■ **Reading passage**
☆ ☆ ☆
Metagenomics and qPCR analysis of aerobic metabolic TCE degrading bacteria

Chloroethenes are common groundwater contaminants. While they were initially considered non-biodegradable, different pathways for both, anaerobic and aerobic degradation have been discovered over the last 40 years. Anaerobic reductive dechlorination of tetrachloroethene and trichloroethene (TCE) leads to the formation and possible accumulation of the toxic intermediate products, dichloroethene (DCE) and vinyl chloride (VC). In contrast, aerobic metabolic processes result in mineralization of the contaminants without the formation of stable intermediates. Therefore, productive aerobic degradation processes can have a considerable advantage, depending on site conditions and chloroethene molecule. The potential for aerobic degradation processes can be assessed by molecular biological analysis. In our study, aerobic metabolic TCE enrichment cultures, bioaugmented groundwater, and a microcosm with intrinsic aerobic TCE degradation potential were analyzed. Amplicon sequencing and shotgun metagenomics were used to identify the Rhodocyclaceae bacterial family in all samples, as well as functional gene sequences, which were relatives of monooxygenases and dehalogenases. Based on these sequencing data, qPCR detection methods for TCE assimilating Rhodocyclaceae ( Rho ) as well as for different functional genes that were associated with monooxygenases ( moABC ) and haloacid dehalogenases like hydrolases ( hdlh ) have been established. The specificity of the qPCR methods was demonstrated with a variety of environmental samples and different chloroethene degrading bacterial cultures. The new metagenomic insights and qPCR methods facilitate the assessment of biodegradation potential and monitoring of aerobic metabolic TCE degradation at contaminated sites.
☆ ☆ ☆
■ **Excerpted records**
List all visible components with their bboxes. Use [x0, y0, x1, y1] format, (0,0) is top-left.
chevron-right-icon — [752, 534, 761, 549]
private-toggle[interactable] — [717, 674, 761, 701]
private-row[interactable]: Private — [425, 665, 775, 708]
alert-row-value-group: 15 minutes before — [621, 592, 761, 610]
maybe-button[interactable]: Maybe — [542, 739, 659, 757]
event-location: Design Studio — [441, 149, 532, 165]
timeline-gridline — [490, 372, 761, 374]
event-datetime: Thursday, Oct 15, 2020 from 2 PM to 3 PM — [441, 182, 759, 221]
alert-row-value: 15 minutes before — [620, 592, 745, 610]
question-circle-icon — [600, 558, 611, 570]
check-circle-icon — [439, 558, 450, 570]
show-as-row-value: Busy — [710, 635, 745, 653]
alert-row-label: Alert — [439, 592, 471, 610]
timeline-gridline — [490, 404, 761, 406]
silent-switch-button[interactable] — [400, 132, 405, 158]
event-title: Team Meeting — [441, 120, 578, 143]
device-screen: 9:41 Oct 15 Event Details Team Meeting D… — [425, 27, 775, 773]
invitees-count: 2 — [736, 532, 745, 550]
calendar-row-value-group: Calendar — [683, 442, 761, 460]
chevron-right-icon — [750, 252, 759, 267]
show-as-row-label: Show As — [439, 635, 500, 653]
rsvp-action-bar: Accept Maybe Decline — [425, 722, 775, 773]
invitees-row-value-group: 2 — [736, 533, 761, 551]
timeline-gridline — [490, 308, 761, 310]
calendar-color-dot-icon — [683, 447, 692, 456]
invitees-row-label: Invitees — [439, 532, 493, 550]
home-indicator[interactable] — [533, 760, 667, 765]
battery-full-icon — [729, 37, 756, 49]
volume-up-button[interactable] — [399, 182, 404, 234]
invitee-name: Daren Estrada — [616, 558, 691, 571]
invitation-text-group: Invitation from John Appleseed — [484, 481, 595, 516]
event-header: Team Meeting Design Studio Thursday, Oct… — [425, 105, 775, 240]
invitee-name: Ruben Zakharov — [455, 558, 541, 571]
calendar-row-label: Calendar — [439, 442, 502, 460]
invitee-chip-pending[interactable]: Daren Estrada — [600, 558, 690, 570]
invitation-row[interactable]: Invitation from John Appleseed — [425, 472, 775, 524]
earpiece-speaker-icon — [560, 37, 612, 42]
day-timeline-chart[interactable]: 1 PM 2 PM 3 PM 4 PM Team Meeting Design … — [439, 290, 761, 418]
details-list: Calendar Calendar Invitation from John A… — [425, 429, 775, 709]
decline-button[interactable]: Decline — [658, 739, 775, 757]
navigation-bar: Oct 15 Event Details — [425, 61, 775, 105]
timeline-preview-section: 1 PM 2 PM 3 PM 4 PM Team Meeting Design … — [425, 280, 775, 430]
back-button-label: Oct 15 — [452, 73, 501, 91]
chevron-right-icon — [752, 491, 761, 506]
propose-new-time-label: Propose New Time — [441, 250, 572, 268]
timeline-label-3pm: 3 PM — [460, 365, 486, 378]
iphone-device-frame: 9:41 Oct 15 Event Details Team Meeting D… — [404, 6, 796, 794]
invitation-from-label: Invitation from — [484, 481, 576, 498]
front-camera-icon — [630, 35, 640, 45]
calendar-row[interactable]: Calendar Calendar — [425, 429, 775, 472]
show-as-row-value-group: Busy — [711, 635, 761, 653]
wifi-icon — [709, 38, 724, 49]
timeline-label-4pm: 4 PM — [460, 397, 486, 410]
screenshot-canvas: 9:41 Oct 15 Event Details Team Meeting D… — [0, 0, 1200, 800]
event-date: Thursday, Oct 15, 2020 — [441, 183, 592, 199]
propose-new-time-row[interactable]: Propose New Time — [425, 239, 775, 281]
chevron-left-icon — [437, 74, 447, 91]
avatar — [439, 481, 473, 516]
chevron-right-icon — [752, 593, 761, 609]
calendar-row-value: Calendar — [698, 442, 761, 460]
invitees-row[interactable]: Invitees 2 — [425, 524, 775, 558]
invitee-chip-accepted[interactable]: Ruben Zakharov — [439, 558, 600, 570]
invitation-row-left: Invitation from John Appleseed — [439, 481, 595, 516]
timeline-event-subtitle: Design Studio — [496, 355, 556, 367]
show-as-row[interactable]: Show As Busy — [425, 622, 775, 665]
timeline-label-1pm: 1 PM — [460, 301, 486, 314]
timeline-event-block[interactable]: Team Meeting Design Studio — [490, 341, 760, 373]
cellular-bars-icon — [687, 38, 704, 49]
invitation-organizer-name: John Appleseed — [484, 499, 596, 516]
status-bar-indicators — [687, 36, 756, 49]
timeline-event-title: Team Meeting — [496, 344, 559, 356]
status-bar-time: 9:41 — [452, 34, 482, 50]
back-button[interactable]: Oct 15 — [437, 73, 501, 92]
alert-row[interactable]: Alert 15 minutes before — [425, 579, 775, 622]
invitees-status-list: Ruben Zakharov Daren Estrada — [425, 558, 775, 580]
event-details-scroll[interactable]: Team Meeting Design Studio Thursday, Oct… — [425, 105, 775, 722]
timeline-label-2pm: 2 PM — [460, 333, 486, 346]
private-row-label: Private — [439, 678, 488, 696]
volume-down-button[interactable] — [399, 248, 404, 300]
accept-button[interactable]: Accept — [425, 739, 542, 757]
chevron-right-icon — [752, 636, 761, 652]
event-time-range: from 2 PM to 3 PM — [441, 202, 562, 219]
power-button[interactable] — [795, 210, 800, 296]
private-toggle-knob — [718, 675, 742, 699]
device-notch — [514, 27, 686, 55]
☆ ☆ ☆
■ **Work instructions**
From the abstract on TCE-degrading bacteria, list every compound named in the sentence beginning "Anaerobic reductive dechlorination," with its abbreviation where one is given.

■ **Problem solution**
- tetrachloroethene
- trichloroethene (TCE)
- dichloroethene (DCE)
- vinyl chloride (VC)